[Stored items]

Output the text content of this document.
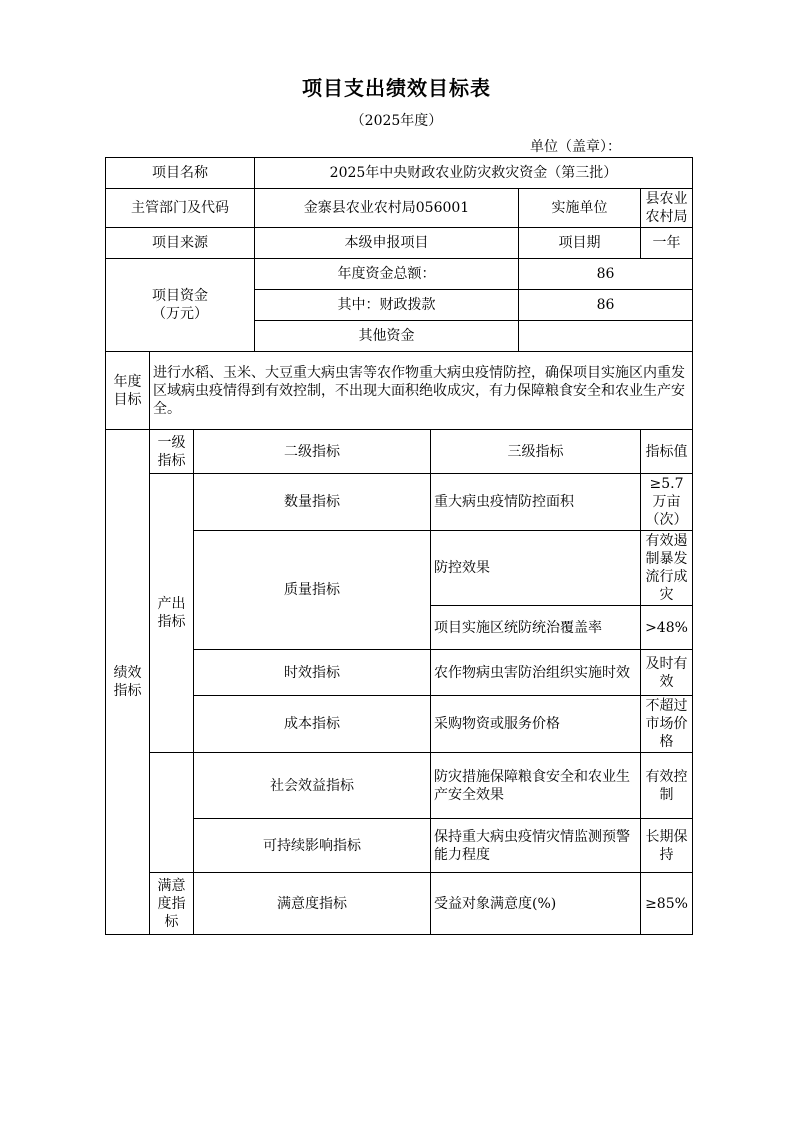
项目支出绩效目标表
（2025年度）
单位（盖章）：
项目名称			2025年中央财政农业防灾救灾资金（第三批）			
主管部门及代码			金寨县农业农村局056001		实施单位	县农业农村局
项目来源			本级申报项目		项目期	一年
项目资金
（万元）			年度资金总额：		86	
			其中：财政拨款		86	
			其他资金			
年度目标	进行水稻、玉米、大豆重大病虫害等农作物重大病虫疫情防控，确保项目实施区内重发区域病虫疫情得到有效控制，不出现大面积绝收成灾，有力保障粮食安全和农业生产安全。					
绩效指标	一级指标	二级指标		三级指标		指标值
	产出指标	数量指标		重大病虫疫情防控面积		≥5.7万亩（次）
		质量指标		防控效果		有效遏制暴发流行成灾
				项目实施区统防统治覆盖率		>48%
		时效指标		农作物病虫害防治组织实施时效		及时有效
		成本指标		采购物资或服务价格		不超过市场价格
		社会效益指标		防灾措施保障粮食安全和农业生产安全效果		有效控制
		可持续影响指标		保持重大病虫疫情灾情监测预警能力程度		长期保持
	满意度指标	满意度指标		受益对象满意度(%)		≥85%
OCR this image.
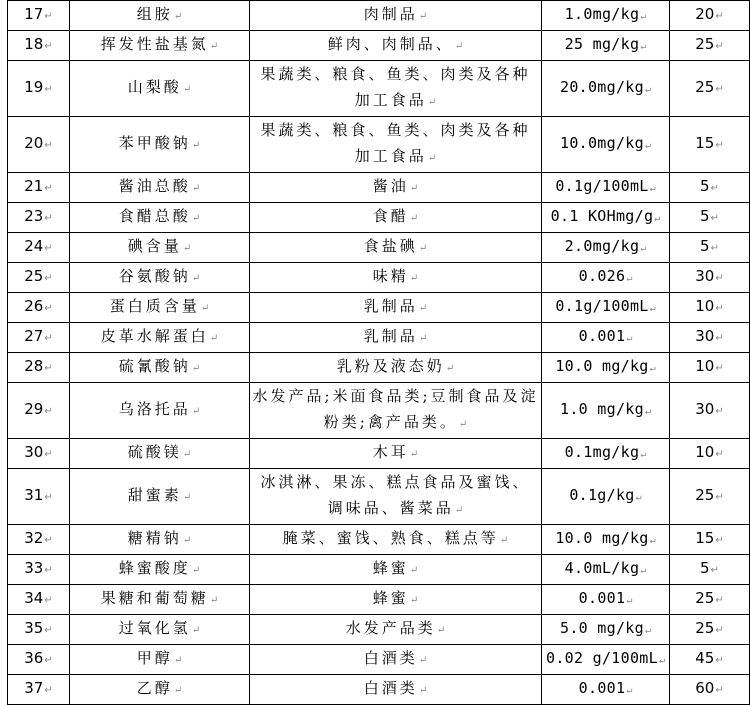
17↵	组胺↵	肉制品↵	1.0mg/kg↵	20↵
18↵	挥发性盐基氮↵	鲜肉、肉制品、↵	25 mg/kg↵	25↵
19↵	山梨酸↵	果蔬类、粮食、鱼类、肉类及各种加工食品↵	20.0mg/kg↵	25↵
20↵	苯甲酸钠↵	果蔬类、粮食、鱼类、肉类及各种加工食品↵	10.0mg/kg↵	15↵
21↵	酱油总酸↵	酱油↵	0.1g/100mL↵	5↵
23↵	食醋总酸↵	食醋↵	0.1 KOHmg/g↵	5↵
24↵	碘含量↵	食盐碘↵	2.0mg/kg↵	5↵
25↵	谷氨酸钠↵	味精↵	0.026↵	30↵
26↵	蛋白质含量↵	乳制品↵	0.1g/100mL↵	10↵
27↵	皮革水解蛋白↵	乳制品↵	0.001↵	30↵
28↵	硫氰酸钠↵	乳粉及液态奶↵	10.0 mg/kg↵	10↵
29↵	乌洛托品↵	水发产品;米面食品类;豆制食品及淀粉类;禽产品类。↵	1.0 mg/kg↵	30↵
30↵	硫酸镁↵	木耳↵	0.1mg/kg↵	10↵
31↵	甜蜜素↵	冰淇淋、果冻、糕点食品及蜜饯、调味品、酱菜品↵	0.1g/kg↵	25↵
32↵	糖精钠↵	腌菜、蜜饯、熟食、糕点等↵	10.0 mg/kg↵	15↵
33↵	蜂蜜酸度↵	蜂蜜↵	4.0mL/kg↵	5↵
34↵	果糖和葡萄糖↵	蜂蜜↵	0.001↵	25↵
35↵	过氧化氢↵	水发产品类↵	5.0 mg/kg↵	25↵
36↵	甲醇↵	白酒类↵	0.02 g/100mL↵	45↵
37↵	乙醇↵	白酒类↵	0.001↵	60↵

> _EXERCISE AIM_: Select the lines in this material that hold the word "肉类及各种加工食品", leaving none out.

> _PROBLEM SOLUTION_:
19↵	山梨酸↵	果蔬类、粮食、鱼类、肉类及各种加工食品↵	20.0mg/kg↵	25↵
20↵	苯甲酸钠↵	果蔬类、粮食、鱼类、肉类及各种加工食品↵	10.0mg/kg↵	15↵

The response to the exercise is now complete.